Work to do: Count lines with the string "بحسب" in them. State the number alone.

Records:
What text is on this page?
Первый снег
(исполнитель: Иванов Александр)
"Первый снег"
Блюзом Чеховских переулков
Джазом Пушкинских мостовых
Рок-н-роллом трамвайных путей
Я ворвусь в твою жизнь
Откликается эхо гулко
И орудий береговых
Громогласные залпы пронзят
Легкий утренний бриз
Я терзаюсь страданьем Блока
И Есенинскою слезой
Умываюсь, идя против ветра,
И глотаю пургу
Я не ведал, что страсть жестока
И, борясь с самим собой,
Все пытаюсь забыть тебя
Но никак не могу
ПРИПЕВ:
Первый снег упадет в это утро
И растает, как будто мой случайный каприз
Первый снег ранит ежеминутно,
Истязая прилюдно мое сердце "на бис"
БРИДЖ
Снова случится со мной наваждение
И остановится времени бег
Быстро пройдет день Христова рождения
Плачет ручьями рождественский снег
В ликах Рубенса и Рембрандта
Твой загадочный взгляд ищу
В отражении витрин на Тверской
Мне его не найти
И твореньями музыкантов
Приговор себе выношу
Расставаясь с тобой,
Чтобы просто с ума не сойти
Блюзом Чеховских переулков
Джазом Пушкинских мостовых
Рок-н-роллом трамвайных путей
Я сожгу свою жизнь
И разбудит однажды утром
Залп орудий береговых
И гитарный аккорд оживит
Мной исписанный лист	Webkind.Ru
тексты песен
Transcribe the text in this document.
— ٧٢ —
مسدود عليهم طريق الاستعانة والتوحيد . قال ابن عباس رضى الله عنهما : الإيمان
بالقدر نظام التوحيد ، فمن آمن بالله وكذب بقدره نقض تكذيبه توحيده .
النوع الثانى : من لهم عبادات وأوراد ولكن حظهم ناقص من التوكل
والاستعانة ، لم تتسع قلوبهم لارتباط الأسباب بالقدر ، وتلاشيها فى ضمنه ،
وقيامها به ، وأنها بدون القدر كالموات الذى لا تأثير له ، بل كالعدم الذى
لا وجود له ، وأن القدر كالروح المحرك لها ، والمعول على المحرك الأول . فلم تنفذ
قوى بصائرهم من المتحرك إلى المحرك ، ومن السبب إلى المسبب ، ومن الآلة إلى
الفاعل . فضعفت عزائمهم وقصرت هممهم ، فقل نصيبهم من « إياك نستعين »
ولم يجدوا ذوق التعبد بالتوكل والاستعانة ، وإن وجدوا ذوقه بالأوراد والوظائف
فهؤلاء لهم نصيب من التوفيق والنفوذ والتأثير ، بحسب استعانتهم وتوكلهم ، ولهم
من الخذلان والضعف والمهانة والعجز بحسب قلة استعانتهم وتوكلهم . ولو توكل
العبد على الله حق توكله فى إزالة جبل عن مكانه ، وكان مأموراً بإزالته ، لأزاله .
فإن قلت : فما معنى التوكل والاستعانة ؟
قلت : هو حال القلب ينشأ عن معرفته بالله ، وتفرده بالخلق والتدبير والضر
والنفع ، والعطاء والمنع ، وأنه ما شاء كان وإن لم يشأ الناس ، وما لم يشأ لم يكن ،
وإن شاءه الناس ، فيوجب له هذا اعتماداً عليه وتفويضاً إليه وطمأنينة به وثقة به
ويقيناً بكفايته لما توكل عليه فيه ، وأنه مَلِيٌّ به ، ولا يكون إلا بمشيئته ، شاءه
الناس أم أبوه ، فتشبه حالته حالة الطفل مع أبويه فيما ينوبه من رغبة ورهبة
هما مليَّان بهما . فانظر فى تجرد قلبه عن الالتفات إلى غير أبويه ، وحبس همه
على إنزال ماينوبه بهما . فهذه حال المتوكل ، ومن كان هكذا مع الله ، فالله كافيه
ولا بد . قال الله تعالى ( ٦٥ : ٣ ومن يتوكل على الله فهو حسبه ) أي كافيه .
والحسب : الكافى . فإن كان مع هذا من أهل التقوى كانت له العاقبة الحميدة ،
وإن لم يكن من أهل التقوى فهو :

Result below: 2